Stated goal: Reproduce every record below exactly as written, but leave out any pictures.

§ §

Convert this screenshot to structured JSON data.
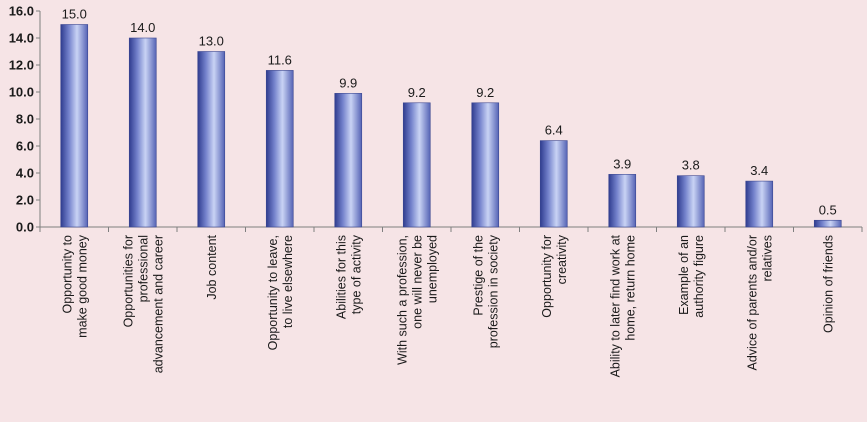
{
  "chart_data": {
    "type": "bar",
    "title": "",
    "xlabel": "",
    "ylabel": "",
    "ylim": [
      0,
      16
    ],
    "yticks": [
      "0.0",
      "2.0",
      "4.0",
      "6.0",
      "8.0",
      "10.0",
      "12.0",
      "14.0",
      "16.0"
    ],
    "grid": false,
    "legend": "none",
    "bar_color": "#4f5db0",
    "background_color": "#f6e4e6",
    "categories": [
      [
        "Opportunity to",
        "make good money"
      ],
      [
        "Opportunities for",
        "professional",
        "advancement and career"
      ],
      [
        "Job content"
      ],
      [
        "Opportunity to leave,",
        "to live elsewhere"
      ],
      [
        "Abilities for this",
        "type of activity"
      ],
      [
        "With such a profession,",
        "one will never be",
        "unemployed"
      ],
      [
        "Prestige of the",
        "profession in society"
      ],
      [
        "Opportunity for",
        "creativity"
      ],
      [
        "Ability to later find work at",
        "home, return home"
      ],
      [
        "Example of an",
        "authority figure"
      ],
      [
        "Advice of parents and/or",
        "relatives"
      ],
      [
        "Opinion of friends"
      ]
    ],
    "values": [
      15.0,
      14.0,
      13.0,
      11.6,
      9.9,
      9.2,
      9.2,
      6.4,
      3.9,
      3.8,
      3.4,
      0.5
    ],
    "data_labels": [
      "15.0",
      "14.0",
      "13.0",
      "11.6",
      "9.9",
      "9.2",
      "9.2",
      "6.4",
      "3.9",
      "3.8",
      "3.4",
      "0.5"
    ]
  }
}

§ §

Reply to the exercise:
Convert this screenshot to structured JSON data.
{
  "chart_data": {
    "type": "bar",
    "title": "",
    "xlabel": "",
    "ylabel": "",
    "ylim": [
      0,
      16
    ],
    "yticks": [
      "0.0",
      "2.0",
      "4.0",
      "6.0",
      "8.0",
      "10.0",
      "12.0",
      "14.0",
      "16.0"
    ],
    "grid": false,
    "legend": "none",
    "bar_color": "#4f5db0",
    "background_color": "#f6e4e6",
    "categories": [
      [
        "Opportunity to",
        "make good money"
      ],
      [
        "Opportunities for",
        "professional",
        "advancement and career"
      ],
      [
        "Job content"
      ],
      [
        "Opportunity to leave,",
        "to live elsewhere"
      ],
      [
        "Abilities for this",
        "type of activity"
      ],
      [
        "With such a profession,",
        "one will never be",
        "unemployed"
      ],
      [
        "Prestige of the",
        "profession in society"
      ],
      [
        "Opportunity for",
        "creativity"
      ],
      [
        "Ability to later find work at",
        "home, return home"
      ],
      [
        "Example of an",
        "authority figure"
      ],
      [
        "Advice of parents and/or",
        "relatives"
      ],
      [
        "Opinion of friends"
      ]
    ],
    "values": [
      15.0,
      14.0,
      13.0,
      11.6,
      9.9,
      9.2,
      9.2,
      6.4,
      3.9,
      3.8,
      3.4,
      0.5
    ],
    "data_labels": [
      "15.0",
      "14.0",
      "13.0",
      "11.6",
      "9.9",
      "9.2",
      "9.2",
      "6.4",
      "3.9",
      "3.8",
      "3.4",
      "0.5"
    ]
  }
}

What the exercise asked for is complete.